◆ PROBLEMS TO WORK ON:
[a] Answer these questions using the Amsterdam University Press article:
(i) Which company distributes the press's books in North America?
(ii) During which years did the press publish the journal Academische Boekengids?
(iii) Which publisher bought most of the press's English academic book list in 2025?
[b] Carry on the Amsterdam University Press article from its final sentence.

◆ READING TEXT:
►
Amsterdam University Press
- Status: Private, for-profit (since 2019)
- Founded: 1992
- Founder: University of Amsterdam
- Headquarters location: Nieuwe Prinsengracht 89, Amsterdam, Netherlands
- Distribution: Centraal Boekhuis (Netherlands and Belgium) Baker & Taylor Publisher Services (North America) Ingram Publisher Services (rest of world)
- Key people: Jan-Peter Wissink (owner & CEO)
- Nonfiction topics: Scholarly journals; humanities; social sciences; Asian studies;
- Official website: en.aup.nl

= Amsterdam University Press =

Academic publisher

Amsterdam University Press (AUP) is a university press that was founded in 1992 by the University of Amsterdam (UvA) in the Netherlands. It is based on the university press model and originally operated on a not-for-profit basis, but was later privatized. AUP publishes scholarly and trade titles in both Dutch and English, predominantly in the humanities and social sciences and formerly had a publishing list of over 1400 titles prior to the 2025 sale of most of its backlist to Taylor & Francis. It also publishes multiple scholarly journals according to the open access publishing model. From 2000 until 2013, the AUP published the journal Academische Boekengids (Academic Book Guide) with book reviews written by editors from multiple Dutch universities.

In 2019, the University of Amsterdam sold AUP to a private individual, who was allowed to continue using the public university's name and logo. In 2025, AUP sold most of its English academic book list to for-profit publisher Taylor & Francis, prompting the resignation of a number of series editors who argued that taxpayer-funded scholarship was being exploited for private gain.
◄
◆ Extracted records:
►
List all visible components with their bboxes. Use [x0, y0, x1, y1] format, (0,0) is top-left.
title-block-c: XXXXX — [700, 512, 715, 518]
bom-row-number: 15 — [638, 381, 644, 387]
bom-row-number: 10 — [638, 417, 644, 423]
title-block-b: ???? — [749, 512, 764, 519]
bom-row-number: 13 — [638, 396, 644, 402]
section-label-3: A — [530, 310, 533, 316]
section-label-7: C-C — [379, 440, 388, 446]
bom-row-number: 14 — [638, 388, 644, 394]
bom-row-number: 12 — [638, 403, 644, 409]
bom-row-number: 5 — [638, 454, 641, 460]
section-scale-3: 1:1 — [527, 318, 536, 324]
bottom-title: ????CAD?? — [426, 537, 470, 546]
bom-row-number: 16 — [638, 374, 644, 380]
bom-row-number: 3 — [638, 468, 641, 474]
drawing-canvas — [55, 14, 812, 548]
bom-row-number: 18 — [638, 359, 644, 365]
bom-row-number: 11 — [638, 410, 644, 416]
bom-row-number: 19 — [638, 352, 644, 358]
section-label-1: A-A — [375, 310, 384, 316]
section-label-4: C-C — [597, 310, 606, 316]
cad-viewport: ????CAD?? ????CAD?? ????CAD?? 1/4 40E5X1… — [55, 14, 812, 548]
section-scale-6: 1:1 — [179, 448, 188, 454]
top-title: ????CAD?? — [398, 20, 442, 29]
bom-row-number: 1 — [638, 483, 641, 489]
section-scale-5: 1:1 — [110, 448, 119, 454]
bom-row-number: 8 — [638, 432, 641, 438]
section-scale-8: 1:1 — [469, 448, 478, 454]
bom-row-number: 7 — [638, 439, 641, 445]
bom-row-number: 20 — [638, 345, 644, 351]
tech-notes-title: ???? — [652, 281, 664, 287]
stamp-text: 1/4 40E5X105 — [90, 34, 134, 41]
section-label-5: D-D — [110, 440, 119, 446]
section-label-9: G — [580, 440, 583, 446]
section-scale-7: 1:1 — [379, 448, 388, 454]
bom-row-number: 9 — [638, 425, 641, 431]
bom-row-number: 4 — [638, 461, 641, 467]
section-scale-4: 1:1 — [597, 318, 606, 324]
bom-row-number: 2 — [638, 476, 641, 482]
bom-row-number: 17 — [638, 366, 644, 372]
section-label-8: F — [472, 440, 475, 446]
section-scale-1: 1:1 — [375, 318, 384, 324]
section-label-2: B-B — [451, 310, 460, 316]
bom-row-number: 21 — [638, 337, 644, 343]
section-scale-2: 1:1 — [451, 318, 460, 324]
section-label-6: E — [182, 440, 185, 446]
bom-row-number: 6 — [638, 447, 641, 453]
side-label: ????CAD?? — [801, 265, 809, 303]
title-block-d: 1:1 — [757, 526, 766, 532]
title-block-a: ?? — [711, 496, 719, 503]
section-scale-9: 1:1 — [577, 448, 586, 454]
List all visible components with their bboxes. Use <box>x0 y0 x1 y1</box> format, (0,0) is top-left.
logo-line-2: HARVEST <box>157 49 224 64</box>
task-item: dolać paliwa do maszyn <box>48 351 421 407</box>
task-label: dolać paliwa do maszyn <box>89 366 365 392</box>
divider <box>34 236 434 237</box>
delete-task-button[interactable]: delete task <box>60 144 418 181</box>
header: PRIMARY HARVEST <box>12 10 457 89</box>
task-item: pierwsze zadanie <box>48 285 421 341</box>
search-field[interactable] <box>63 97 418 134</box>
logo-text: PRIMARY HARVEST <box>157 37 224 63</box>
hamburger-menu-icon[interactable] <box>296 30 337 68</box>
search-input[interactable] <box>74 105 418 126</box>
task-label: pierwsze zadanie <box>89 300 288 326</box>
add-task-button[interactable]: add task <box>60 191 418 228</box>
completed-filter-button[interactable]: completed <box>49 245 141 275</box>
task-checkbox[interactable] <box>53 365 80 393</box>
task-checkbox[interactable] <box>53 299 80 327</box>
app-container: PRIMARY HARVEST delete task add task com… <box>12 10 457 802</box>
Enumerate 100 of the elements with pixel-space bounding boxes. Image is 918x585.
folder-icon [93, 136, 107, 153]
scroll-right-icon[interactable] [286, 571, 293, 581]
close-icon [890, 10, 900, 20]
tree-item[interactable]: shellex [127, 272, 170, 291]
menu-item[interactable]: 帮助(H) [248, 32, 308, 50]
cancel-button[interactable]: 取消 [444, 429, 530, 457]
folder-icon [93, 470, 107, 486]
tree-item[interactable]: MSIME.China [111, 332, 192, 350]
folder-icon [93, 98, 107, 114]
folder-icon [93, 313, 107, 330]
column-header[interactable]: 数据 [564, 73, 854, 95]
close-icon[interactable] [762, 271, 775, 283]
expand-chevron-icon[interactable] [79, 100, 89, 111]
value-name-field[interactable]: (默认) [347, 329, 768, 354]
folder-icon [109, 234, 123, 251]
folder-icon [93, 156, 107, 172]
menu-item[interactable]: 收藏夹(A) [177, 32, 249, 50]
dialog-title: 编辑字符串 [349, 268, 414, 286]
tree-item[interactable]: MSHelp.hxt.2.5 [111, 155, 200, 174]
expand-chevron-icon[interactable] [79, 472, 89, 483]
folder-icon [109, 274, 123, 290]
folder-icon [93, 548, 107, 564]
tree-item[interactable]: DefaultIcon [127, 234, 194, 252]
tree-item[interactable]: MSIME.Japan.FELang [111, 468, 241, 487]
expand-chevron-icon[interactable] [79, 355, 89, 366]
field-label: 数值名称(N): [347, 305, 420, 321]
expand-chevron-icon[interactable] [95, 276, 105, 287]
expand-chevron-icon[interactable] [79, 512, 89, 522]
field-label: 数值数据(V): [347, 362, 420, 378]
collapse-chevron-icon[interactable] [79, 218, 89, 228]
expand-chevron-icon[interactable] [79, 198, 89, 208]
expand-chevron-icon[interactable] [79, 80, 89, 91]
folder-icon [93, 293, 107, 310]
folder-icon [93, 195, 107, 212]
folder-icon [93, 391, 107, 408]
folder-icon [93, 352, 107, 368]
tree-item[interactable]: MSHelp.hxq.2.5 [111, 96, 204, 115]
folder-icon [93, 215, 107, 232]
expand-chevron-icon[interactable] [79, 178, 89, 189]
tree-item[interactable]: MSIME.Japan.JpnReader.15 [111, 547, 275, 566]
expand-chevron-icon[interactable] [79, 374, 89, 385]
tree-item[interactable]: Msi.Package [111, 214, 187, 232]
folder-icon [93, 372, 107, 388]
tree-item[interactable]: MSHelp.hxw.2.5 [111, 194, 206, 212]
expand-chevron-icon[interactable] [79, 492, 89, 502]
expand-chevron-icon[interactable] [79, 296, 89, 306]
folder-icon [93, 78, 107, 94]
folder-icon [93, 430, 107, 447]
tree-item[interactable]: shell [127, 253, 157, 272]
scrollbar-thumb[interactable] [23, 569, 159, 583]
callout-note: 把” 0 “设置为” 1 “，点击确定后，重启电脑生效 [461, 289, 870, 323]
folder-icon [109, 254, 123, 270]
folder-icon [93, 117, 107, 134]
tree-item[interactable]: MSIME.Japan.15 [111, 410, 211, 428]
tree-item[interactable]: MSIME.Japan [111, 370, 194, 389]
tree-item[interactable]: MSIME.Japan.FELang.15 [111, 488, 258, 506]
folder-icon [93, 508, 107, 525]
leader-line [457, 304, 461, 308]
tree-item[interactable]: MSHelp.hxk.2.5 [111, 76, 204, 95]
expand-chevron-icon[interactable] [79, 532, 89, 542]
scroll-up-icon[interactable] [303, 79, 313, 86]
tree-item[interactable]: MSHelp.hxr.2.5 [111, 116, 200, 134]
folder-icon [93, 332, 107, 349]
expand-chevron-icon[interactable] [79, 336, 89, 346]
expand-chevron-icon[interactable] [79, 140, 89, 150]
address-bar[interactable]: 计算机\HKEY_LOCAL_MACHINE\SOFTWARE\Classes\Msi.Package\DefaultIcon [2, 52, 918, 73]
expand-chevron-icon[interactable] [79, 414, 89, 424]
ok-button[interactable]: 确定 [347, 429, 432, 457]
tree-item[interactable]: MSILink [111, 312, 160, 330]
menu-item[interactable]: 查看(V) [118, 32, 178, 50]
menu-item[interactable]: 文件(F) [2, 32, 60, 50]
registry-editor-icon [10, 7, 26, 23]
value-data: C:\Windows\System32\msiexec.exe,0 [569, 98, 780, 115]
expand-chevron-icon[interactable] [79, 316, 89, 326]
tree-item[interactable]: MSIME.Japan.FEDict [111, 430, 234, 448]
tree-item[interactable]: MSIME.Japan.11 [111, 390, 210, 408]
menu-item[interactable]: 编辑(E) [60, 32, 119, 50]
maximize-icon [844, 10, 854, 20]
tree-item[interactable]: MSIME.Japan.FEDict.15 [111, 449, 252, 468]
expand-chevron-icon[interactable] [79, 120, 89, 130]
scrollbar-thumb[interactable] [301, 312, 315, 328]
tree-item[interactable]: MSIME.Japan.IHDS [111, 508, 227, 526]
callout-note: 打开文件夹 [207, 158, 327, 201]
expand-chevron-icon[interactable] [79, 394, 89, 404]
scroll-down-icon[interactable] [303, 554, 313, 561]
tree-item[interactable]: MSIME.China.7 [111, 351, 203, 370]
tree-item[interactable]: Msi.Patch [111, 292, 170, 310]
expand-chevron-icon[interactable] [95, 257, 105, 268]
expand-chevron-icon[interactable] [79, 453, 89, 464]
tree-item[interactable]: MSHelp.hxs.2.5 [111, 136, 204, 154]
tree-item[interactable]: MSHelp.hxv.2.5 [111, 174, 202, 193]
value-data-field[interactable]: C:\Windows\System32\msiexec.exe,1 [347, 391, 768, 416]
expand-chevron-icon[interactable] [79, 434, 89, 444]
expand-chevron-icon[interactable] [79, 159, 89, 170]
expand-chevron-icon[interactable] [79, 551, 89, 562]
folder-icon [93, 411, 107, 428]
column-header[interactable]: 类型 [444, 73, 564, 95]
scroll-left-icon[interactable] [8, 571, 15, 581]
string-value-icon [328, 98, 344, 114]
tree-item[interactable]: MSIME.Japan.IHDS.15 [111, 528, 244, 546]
◄
◆ TASK-BY-TASK ANSWERS:
[a]
(i) Baker & Taylor Publisher Services
(ii) From 2000 until 2013
(iii) Taylor & Francis

[b]
==Objectives==
AUP makes use of the peer reviewing system: submissions are assessed by an editorial board of expert scholars from Dutch and Flemish universities. AUP explicitly supports open access, and combines in its publishing policy the use of repositories and print-on-demand provisions with traditional printing. AUP is one of thirteen publishers to participate in the Knowledge Unlatched pilot, a global library consortium approach to funding open access books.

==Areas of publishing==
AUP's backlist comprised a number of different academic disciplines, including language and literature, archaeology, management studies, cultural studies, film and media, art and art history, music and theatre studies, as well as social sciences, ranging from migration and integration to Asian studies. In addition, AUP is active in educational publishing for high school and higher education, as well as popular science.

==Imprints==
Various imprints are linked to AUP. Vossiuspers UvA publishes the works of the University of Amsterdam's scholars and all inaugural lectures of UvA professors. In 2004, under the name Pallas Publications, AUP began a new service allowing authors, institutions, and organizations to have their academic publications produced, distributed, and promoted.